> _Text extract_
-------------------------

1 Introduction

In 1958, D. Blackwell gave an example of a continuous-time Markov chain with all states instantaneous. The nature of this chain allows to perform some explicit or semi-explicit calculations related to it, see e.g. [4, 5, 8, 10].

In [9], I found an explicit formula for an (unbounded) operator A such that its closure is the generator of a strongly continuous semigroup of Markov operators associated with Blackwell’s chain. Based on this article, I give here two examples of semigroups that fit in the framework of [1, Proposition 2.7]. In order to cite this proposition, which I call Theorem 1.1, a short introduction is needed. I use the convention that \({\mathbb {N}} = \{1,2,3,\ldots \}\).

-------------------------

> _Given entries_

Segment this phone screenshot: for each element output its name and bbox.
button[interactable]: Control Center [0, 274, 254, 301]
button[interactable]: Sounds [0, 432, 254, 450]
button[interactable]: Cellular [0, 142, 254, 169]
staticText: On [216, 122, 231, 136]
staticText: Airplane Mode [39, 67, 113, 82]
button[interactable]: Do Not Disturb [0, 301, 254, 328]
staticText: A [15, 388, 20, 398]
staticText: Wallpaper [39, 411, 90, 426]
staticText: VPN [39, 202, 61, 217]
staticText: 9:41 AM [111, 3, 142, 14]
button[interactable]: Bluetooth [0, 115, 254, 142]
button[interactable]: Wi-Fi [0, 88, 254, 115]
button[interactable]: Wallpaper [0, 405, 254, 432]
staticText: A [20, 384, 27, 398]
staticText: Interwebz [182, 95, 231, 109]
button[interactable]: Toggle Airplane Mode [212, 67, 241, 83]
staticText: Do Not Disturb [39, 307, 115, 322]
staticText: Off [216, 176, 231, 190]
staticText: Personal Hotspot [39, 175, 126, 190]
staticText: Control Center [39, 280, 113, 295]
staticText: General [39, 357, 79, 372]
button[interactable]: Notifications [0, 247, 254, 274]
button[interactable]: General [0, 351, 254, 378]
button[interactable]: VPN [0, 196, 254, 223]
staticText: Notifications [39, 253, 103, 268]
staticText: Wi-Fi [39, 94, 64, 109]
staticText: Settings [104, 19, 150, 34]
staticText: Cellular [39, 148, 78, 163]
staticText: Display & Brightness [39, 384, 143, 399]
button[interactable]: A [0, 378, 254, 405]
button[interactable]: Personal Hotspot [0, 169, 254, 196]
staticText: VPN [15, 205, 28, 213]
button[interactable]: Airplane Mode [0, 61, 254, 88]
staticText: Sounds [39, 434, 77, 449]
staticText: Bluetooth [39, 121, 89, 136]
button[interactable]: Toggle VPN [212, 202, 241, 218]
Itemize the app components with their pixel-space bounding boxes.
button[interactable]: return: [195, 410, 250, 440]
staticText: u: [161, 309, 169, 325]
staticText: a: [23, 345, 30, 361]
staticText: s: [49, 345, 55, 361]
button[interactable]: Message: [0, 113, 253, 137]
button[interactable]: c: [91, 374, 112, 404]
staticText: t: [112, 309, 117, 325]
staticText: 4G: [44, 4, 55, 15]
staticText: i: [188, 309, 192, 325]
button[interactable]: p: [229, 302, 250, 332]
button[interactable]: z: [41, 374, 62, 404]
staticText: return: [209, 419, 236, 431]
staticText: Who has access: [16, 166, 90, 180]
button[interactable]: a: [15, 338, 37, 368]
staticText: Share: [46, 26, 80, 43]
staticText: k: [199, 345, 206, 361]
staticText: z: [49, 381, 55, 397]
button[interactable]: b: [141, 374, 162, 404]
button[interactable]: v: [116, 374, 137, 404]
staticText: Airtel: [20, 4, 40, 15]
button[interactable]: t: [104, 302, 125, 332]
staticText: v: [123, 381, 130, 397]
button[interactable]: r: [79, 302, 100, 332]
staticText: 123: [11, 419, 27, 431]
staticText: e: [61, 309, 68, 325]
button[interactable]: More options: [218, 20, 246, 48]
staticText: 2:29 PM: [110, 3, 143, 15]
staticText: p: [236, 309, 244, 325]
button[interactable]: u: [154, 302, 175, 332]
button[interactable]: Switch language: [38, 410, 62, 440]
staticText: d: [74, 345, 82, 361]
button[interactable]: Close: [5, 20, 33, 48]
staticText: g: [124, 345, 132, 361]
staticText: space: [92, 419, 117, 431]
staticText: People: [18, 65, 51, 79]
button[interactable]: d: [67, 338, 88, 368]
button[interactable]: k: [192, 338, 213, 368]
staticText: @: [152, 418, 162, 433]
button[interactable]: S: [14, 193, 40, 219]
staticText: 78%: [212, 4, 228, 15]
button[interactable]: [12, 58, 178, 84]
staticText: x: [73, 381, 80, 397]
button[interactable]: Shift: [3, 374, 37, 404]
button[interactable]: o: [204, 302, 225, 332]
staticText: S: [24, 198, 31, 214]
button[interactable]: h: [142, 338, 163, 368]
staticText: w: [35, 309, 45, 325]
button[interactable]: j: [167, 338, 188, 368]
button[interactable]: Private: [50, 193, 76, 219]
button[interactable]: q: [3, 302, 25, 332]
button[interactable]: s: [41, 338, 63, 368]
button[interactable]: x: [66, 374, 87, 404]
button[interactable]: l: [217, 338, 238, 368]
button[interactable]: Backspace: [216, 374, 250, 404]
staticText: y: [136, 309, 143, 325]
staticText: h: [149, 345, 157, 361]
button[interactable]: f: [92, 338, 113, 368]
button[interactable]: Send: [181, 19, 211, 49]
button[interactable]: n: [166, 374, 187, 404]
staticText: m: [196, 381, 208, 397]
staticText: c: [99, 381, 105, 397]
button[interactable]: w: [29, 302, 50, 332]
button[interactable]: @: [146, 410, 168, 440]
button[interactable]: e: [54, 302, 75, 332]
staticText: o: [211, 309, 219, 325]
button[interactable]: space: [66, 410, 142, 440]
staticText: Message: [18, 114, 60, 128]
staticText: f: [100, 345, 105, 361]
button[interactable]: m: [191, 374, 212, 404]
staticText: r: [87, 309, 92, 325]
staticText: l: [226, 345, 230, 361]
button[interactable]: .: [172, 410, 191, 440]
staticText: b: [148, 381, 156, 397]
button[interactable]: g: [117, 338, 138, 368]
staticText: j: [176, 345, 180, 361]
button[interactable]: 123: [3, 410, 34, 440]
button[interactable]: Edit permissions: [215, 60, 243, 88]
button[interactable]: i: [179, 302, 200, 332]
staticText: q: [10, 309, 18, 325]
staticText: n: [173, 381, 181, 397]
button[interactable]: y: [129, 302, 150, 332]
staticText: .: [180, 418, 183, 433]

-------------------------

> _Written exercise_
According to the introduction on Blackwell's chain, in what year did D. Blackwell give an example of a continuous-time Markov chain with all states instantaneous?

> _Exercise response_
1958